* What to do
Copy out the data below verbatim.

Collected data entries
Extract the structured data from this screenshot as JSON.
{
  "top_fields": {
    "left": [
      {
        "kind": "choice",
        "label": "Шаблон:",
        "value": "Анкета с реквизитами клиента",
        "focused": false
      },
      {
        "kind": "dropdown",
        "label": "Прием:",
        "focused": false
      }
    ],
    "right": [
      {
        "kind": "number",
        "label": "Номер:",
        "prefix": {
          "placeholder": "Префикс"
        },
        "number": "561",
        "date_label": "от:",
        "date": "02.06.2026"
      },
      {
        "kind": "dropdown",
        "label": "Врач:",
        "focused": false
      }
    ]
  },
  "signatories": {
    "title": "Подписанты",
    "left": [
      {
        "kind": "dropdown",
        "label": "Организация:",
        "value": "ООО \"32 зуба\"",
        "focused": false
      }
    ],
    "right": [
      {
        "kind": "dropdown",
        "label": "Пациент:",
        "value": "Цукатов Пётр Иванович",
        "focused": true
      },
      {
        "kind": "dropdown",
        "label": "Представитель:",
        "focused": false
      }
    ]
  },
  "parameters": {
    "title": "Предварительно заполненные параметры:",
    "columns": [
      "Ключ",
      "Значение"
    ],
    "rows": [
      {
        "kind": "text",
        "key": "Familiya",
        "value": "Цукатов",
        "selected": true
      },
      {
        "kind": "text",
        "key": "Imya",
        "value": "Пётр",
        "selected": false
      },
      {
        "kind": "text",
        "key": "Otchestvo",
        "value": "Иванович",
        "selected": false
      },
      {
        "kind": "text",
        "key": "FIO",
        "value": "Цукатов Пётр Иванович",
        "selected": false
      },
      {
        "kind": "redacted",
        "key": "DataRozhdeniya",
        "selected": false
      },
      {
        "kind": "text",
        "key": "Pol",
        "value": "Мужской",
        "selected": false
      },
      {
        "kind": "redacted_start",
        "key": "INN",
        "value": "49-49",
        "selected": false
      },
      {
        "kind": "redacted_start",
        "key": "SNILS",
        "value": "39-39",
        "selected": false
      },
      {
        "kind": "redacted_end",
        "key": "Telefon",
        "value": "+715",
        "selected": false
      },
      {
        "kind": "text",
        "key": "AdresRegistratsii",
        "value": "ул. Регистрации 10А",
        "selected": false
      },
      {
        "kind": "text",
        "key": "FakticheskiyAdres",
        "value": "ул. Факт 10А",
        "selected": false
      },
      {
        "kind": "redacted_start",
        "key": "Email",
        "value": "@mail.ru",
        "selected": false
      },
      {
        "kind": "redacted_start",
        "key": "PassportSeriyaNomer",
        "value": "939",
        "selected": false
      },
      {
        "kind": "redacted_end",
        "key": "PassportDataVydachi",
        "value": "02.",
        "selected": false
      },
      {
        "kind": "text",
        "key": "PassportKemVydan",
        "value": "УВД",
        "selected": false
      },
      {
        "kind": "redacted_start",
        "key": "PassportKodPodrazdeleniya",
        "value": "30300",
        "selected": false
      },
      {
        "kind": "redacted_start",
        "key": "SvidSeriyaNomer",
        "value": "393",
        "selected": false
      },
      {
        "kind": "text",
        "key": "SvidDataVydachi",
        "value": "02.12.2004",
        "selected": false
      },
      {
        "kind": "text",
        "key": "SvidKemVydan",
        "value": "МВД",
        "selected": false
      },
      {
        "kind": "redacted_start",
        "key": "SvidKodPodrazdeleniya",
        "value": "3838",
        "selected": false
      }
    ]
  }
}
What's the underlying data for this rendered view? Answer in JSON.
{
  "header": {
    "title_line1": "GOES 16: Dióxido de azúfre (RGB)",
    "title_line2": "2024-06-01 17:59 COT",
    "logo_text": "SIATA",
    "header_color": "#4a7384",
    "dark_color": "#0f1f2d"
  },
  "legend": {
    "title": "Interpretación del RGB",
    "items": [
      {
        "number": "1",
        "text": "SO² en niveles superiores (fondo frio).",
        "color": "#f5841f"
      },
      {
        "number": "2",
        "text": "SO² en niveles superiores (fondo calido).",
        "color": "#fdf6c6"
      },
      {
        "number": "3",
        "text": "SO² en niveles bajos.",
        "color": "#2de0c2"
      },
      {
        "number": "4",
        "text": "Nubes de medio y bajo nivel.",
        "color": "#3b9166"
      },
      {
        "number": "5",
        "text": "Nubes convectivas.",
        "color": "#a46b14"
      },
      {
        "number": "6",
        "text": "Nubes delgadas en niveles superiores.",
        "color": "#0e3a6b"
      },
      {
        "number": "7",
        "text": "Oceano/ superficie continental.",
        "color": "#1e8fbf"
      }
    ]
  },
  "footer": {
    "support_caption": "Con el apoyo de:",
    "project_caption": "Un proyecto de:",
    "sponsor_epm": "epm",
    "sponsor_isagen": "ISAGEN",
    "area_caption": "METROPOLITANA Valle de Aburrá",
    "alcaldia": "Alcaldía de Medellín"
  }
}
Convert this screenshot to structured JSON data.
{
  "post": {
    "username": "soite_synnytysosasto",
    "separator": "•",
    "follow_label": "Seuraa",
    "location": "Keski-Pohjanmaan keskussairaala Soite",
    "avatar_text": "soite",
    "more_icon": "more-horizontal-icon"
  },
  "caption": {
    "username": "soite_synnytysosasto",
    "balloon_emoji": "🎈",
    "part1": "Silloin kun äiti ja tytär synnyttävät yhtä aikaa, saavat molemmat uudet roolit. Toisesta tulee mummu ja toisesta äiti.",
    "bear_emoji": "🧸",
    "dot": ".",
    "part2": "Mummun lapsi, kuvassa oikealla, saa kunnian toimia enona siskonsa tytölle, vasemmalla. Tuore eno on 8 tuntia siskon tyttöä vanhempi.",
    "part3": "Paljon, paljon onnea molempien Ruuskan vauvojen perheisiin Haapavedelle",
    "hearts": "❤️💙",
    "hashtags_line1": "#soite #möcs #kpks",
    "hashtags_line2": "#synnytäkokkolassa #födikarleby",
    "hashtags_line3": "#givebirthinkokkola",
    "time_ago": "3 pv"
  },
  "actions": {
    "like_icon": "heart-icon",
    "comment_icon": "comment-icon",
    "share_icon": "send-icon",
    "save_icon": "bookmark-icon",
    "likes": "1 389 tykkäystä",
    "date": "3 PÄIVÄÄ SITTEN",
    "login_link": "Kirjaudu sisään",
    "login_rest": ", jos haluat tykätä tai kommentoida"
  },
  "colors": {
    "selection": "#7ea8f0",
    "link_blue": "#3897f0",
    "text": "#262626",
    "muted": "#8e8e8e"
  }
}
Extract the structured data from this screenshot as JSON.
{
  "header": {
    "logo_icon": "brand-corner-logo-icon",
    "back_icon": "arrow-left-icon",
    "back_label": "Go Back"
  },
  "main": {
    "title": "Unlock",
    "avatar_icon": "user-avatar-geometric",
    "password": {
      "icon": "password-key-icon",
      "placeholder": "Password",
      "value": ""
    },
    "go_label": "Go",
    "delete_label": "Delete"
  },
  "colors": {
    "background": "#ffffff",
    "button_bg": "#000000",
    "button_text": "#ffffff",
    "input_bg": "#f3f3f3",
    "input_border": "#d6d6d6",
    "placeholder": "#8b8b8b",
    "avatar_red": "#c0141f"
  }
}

* Task response
Extract the structured data from this screenshot as JSON.
{
  "top_fields": {
    "left": [
      {
        "kind": "choice",
        "label": "Шаблон:",
        "value": "Анкета с реквизитами клиента",
        "focused": false
      },
      {
        "kind": "dropdown",
        "label": "Прием:",
        "focused": false
      }
    ],
    "right": [
      {
        "kind": "number",
        "label": "Номер:",
        "prefix": {
          "placeholder": "Префикс"
        },
        "number": "561",
        "date_label": "от:",
        "date": "02.06.2026"
      },
      {
        "kind": "dropdown",
        "label": "Врач:",
        "focused": false
      }
    ]
  },
  "signatories": {
    "title": "Подписанты",
    "left": [
      {
        "kind": "dropdown",
        "label": "Организация:",
        "value": "ООО \"32 зуба\"",
        "focused": false
      }
    ],
    "right": [
      {
        "kind": "dropdown",
        "label": "Пациент:",
        "value": "Цукатов Пётр Иванович",
        "focused": true
      },
      {
        "kind": "dropdown",
        "label": "Представитель:",
        "focused": false
      }
    ]
  },
  "parameters": {
    "title": "Предварительно заполненные параметры:",
    "columns": [
      "Ключ",
      "Значение"
    ],
    "rows": [
      {
        "kind": "text",
        "key": "Familiya",
        "value": "Цукатов",
        "selected": true
      },
      {
        "kind": "text",
        "key": "Imya",
        "value": "Пётр",
        "selected": false
      },
      {
        "kind": "text",
        "key": "Otchestvo",
        "value": "Иванович",
        "selected": false
      },
      {
        "kind": "text",
        "key": "FIO",
        "value": "Цукатов Пётр Иванович",
        "selected": false
      },
      {
        "kind": "redacted",
        "key": "DataRozhdeniya",
        "selected": false
      },
      {
        "kind": "text",
        "key": "Pol",
        "value": "Мужской",
        "selected": false
      },
      {
        "kind": "redacted_start",
        "key": "INN",
        "value": "49-49",
        "selected": false
      },
      {
        "kind": "redacted_start",
        "key": "SNILS",
        "value": "39-39",
        "selected": false
      },
      {
        "kind": "redacted_end",
        "key": "Telefon",
        "value": "+715",
        "selected": false
      },
      {
        "kind": "text",
        "key": "AdresRegistratsii",
        "value": "ул. Регистрации 10А",
        "selected": false
      },
      {
        "kind": "text",
        "key": "FakticheskiyAdres",
        "value": "ул. Факт 10А",
        "selected": false
      },
      {
        "kind": "redacted_start",
        "key": "Email",
        "value": "@mail.ru",
        "selected": false
      },
      {
        "kind": "redacted_start",
        "key": "PassportSeriyaNomer",
        "value": "939",
        "selected": false
      },
      {
        "kind": "redacted_end",
        "key": "PassportDataVydachi",
        "value": "02.",
        "selected": false
      },
      {
        "kind": "text",
        "key": "PassportKemVydan",
        "value": "УВД",
        "selected": false
      },
      {
        "kind": "redacted_start",
        "key": "PassportKodPodrazdeleniya",
        "value": "30300",
        "selected": false
      },
      {
        "kind": "redacted_start",
        "key": "SvidSeriyaNomer",
        "value": "393",
        "selected": false
      },
      {
        "kind": "text",
        "key": "SvidDataVydachi",
        "value": "02.12.2004",
        "selected": false
      },
      {
        "kind": "text",
        "key": "SvidKemVydan",
        "value": "МВД",
        "selected": false
      },
      {
        "kind": "redacted_start",
        "key": "SvidKodPodrazdeleniya",
        "value": "3838",
        "selected": false
      }
    ]
  }
}
What's the underlying data for this rendered view? Answer in JSON.
{
  "header": {
    "title_line1": "GOES 16: Dióxido de azúfre (RGB)",
    "title_line2": "2024-06-01 17:59 COT",
    "logo_text": "SIATA",
    "header_color": "#4a7384",
    "dark_color": "#0f1f2d"
  },
  "legend": {
    "title": "Interpretación del RGB",
    "items": [
      {
        "number": "1",
        "text": "SO² en niveles superiores (fondo frio).",
        "color": "#f5841f"
      },
      {
        "number": "2",
        "text": "SO² en niveles superiores (fondo calido).",
        "color": "#fdf6c6"
      },
      {
        "number": "3",
        "text": "SO² en niveles bajos.",
        "color": "#2de0c2"
      },
      {
        "number": "4",
        "text": "Nubes de medio y bajo nivel.",
        "color": "#3b9166"
      },
      {
        "number": "5",
        "text": "Nubes convectivas.",
        "color": "#a46b14"
      },
      {
        "number": "6",
        "text": "Nubes delgadas en niveles superiores.",
        "color": "#0e3a6b"
      },
      {
        "number": "7",
        "text": "Oceano/ superficie continental.",
        "color": "#1e8fbf"
      }
    ]
  },
  "footer": {
    "support_caption": "Con el apoyo de:",
    "project_caption": "Un proyecto de:",
    "sponsor_epm": "epm",
    "sponsor_isagen": "ISAGEN",
    "area_caption": "METROPOLITANA Valle de Aburrá",
    "alcaldia": "Alcaldía de Medellín"
  }
}
Convert this screenshot to structured JSON data.
{
  "post": {
    "username": "soite_synnytysosasto",
    "separator": "•",
    "follow_label": "Seuraa",
    "location": "Keski-Pohjanmaan keskussairaala Soite",
    "avatar_text": "soite",
    "more_icon": "more-horizontal-icon"
  },
  "caption": {
    "username": "soite_synnytysosasto",
    "balloon_emoji": "🎈",
    "part1": "Silloin kun äiti ja tytär synnyttävät yhtä aikaa, saavat molemmat uudet roolit. Toisesta tulee mummu ja toisesta äiti.",
    "bear_emoji": "🧸",
    "dot": ".",
    "part2": "Mummun lapsi, kuvassa oikealla, saa kunnian toimia enona siskonsa tytölle, vasemmalla. Tuore eno on 8 tuntia siskon tyttöä vanhempi.",
    "part3": "Paljon, paljon onnea molempien Ruuskan vauvojen perheisiin Haapavedelle",
    "hearts": "❤️💙",
    "hashtags_line1": "#soite #möcs #kpks",
    "hashtags_line2": "#synnytäkokkolassa #födikarleby",
    "hashtags_line3": "#givebirthinkokkola",
    "time_ago": "3 pv"
  },
  "actions": {
    "like_icon": "heart-icon",
    "comment_icon": "comment-icon",
    "share_icon": "send-icon",
    "save_icon": "bookmark-icon",
    "likes": "1 389 tykkäystä",
    "date": "3 PÄIVÄÄ SITTEN",
    "login_link": "Kirjaudu sisään",
    "login_rest": ", jos haluat tykätä tai kommentoida"
  },
  "colors": {
    "selection": "#7ea8f0",
    "link_blue": "#3897f0",
    "text": "#262626",
    "muted": "#8e8e8e"
  }
}
Extract the structured data from this screenshot as JSON.
{
  "header": {
    "logo_icon": "brand-corner-logo-icon",
    "back_icon": "arrow-left-icon",
    "back_label": "Go Back"
  },
  "main": {
    "title": "Unlock",
    "avatar_icon": "user-avatar-geometric",
    "password": {
      "icon": "password-key-icon",
      "placeholder": "Password",
      "value": ""
    },
    "go_label": "Go",
    "delete_label": "Delete"
  },
  "colors": {
    "background": "#ffffff",
    "button_bg": "#000000",
    "button_text": "#ffffff",
    "input_bg": "#f3f3f3",
    "input_border": "#d6d6d6",
    "placeholder": "#8b8b8b",
    "avatar_red": "#c0141f"
  }
}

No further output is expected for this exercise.